### [PROBLEM REQUIREMENTS]
Every line of the records below should be restated exactly.

### [MATERIAL FOR THIS EXERCISE]
******************************

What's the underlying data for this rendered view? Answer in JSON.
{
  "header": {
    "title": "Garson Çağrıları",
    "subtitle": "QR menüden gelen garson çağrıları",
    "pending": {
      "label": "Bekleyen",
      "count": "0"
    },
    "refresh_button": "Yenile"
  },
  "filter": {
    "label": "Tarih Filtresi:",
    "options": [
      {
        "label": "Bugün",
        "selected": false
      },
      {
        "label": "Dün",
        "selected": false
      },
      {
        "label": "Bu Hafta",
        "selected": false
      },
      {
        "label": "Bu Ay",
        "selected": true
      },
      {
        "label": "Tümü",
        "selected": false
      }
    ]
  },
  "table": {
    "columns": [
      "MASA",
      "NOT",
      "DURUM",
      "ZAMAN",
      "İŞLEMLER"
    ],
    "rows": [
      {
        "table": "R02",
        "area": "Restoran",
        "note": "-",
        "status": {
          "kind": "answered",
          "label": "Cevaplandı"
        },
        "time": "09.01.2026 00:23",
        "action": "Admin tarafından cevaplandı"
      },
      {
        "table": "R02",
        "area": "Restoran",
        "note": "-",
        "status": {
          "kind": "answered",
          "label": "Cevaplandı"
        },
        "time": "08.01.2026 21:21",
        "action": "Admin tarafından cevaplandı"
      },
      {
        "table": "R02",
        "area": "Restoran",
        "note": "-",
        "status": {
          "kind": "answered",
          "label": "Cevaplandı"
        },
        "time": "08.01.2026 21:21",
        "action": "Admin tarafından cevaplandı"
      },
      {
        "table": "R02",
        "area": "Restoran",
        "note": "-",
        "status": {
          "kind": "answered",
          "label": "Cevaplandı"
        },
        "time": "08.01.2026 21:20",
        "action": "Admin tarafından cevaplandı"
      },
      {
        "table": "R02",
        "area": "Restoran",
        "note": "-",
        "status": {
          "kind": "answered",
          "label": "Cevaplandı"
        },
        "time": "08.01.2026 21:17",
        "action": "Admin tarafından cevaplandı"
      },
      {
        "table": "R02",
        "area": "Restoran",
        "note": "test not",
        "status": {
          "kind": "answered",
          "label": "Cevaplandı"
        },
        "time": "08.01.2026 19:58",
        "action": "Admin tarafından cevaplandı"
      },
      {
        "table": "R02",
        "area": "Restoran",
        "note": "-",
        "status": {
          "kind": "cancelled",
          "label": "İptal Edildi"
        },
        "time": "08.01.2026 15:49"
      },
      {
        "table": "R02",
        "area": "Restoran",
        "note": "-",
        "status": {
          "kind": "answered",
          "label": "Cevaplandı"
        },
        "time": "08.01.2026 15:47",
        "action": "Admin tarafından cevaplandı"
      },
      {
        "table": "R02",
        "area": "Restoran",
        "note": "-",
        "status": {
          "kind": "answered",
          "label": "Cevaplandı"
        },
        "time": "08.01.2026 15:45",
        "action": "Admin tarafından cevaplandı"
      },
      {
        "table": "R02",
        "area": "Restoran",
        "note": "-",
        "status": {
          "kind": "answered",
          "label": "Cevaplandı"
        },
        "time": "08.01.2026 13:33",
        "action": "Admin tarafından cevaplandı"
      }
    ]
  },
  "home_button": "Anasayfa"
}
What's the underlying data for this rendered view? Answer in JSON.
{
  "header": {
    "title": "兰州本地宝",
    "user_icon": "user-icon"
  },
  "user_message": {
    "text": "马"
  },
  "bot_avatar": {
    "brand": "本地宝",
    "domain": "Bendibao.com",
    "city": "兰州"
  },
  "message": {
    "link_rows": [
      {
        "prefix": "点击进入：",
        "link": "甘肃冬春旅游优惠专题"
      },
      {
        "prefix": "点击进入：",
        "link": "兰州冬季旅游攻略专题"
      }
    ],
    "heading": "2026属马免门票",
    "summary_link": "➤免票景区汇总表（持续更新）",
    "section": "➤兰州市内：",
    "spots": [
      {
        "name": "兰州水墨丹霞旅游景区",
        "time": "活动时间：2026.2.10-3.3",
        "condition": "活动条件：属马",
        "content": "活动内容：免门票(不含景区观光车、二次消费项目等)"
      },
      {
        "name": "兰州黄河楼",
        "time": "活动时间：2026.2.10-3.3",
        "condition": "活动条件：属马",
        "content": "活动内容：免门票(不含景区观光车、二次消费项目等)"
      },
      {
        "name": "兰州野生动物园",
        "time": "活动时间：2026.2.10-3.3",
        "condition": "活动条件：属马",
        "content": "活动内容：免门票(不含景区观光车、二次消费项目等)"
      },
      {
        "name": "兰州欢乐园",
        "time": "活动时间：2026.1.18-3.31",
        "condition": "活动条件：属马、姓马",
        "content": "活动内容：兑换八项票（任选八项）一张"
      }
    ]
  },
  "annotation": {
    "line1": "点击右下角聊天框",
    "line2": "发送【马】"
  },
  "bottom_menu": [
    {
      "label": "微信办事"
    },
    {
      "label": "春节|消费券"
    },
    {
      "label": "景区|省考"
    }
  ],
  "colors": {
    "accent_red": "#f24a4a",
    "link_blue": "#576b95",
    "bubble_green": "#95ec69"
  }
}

******************************

### [CORRECT OUTPUT]
What's the underlying data for this rendered view? Answer in JSON.
{
  "header": {
    "title": "Garson Çağrıları",
    "subtitle": "QR menüden gelen garson çağrıları",
    "pending": {
      "label": "Bekleyen",
      "count": "0"
    },
    "refresh_button": "Yenile"
  },
  "filter": {
    "label": "Tarih Filtresi:",
    "options": [
      {
        "label": "Bugün",
        "selected": false
      },
      {
        "label": "Dün",
        "selected": false
      },
      {
        "label": "Bu Hafta",
        "selected": false
      },
      {
        "label": "Bu Ay",
        "selected": true
      },
      {
        "label": "Tümü",
        "selected": false
      }
    ]
  },
  "table": {
    "columns": [
      "MASA",
      "NOT",
      "DURUM",
      "ZAMAN",
      "İŞLEMLER"
    ],
    "rows": [
      {
        "table": "R02",
        "area": "Restoran",
        "note": "-",
        "status": {
          "kind": "answered",
          "label": "Cevaplandı"
        },
        "time": "09.01.2026 00:23",
        "action": "Admin tarafından cevaplandı"
      },
      {
        "table": "R02",
        "area": "Restoran",
        "note": "-",
        "status": {
          "kind": "answered",
          "label": "Cevaplandı"
        },
        "time": "08.01.2026 21:21",
        "action": "Admin tarafından cevaplandı"
      },
      {
        "table": "R02",
        "area": "Restoran",
        "note": "-",
        "status": {
          "kind": "answered",
          "label": "Cevaplandı"
        },
        "time": "08.01.2026 21:21",
        "action": "Admin tarafından cevaplandı"
      },
      {
        "table": "R02",
        "area": "Restoran",
        "note": "-",
        "status": {
          "kind": "answered",
          "label": "Cevaplandı"
        },
        "time": "08.01.2026 21:20",
        "action": "Admin tarafından cevaplandı"
      },
      {
        "table": "R02",
        "area": "Restoran",
        "note": "-",
        "status": {
          "kind": "answered",
          "label": "Cevaplandı"
        },
        "time": "08.01.2026 21:17",
        "action": "Admin tarafından cevaplandı"
      },
      {
        "table": "R02",
        "area": "Restoran",
        "note": "test not",
        "status": {
          "kind": "answered",
          "label": "Cevaplandı"
        },
        "time": "08.01.2026 19:58",
        "action": "Admin tarafından cevaplandı"
      },
      {
        "table": "R02",
        "area": "Restoran",
        "note": "-",
        "status": {
          "kind": "cancelled",
          "label": "İptal Edildi"
        },
        "time": "08.01.2026 15:49"
      },
      {
        "table": "R02",
        "area": "Restoran",
        "note": "-",
        "status": {
          "kind": "answered",
          "label": "Cevaplandı"
        },
        "time": "08.01.2026 15:47",
        "action": "Admin tarafından cevaplandı"
      },
      {
        "table": "R02",
        "area": "Restoran",
        "note": "-",
        "status": {
          "kind": "answered",
          "label": "Cevaplandı"
        },
        "time": "08.01.2026 15:45",
        "action": "Admin tarafından cevaplandı"
      },
      {
        "table": "R02",
        "area": "Restoran",
        "note": "-",
        "status": {
          "kind": "answered",
          "label": "Cevaplandı"
        },
        "time": "08.01.2026 13:33",
        "action": "Admin tarafından cevaplandı"
      }
    ]
  },
  "home_button": "Anasayfa"
}
What's the underlying data for this rendered view? Answer in JSON.
{
  "header": {
    "title": "兰州本地宝",
    "user_icon": "user-icon"
  },
  "user_message": {
    "text": "马"
  },
  "bot_avatar": {
    "brand": "本地宝",
    "domain": "Bendibao.com",
    "city": "兰州"
  },
  "message": {
    "link_rows": [
      {
        "prefix": "点击进入：",
        "link": "甘肃冬春旅游优惠专题"
      },
      {
        "prefix": "点击进入：",
        "link": "兰州冬季旅游攻略专题"
      }
    ],
    "heading": "2026属马免门票",
    "summary_link": "➤免票景区汇总表（持续更新）",
    "section": "➤兰州市内：",
    "spots": [
      {
        "name": "兰州水墨丹霞旅游景区",
        "time": "活动时间：2026.2.10-3.3",
        "condition": "活动条件：属马",
        "content": "活动内容：免门票(不含景区观光车、二次消费项目等)"
      },
      {
        "name": "兰州黄河楼",
        "time": "活动时间：2026.2.10-3.3",
        "condition": "活动条件：属马",
        "content": "活动内容：免门票(不含景区观光车、二次消费项目等)"
      },
      {
        "name": "兰州野生动物园",
        "time": "活动时间：2026.2.10-3.3",
        "condition": "活动条件：属马",
        "content": "活动内容：免门票(不含景区观光车、二次消费项目等)"
      },
      {
        "name": "兰州欢乐园",
        "time": "活动时间：2026.1.18-3.31",
        "condition": "活动条件：属马、姓马",
        "content": "活动内容：兑换八项票（任选八项）一张"
      }
    ]
  },
  "annotation": {
    "line1": "点击右下角聊天框",
    "line2": "发送【马】"
  },
  "bottom_menu": [
    {
      "label": "微信办事"
    },
    {
      "label": "春节|消费券"
    },
    {
      "label": "景区|省考"
    }
  ],
  "colors": {
    "accent_red": "#f24a4a",
    "link_blue": "#576b95",
    "bubble_green": "#95ec69"
  }
}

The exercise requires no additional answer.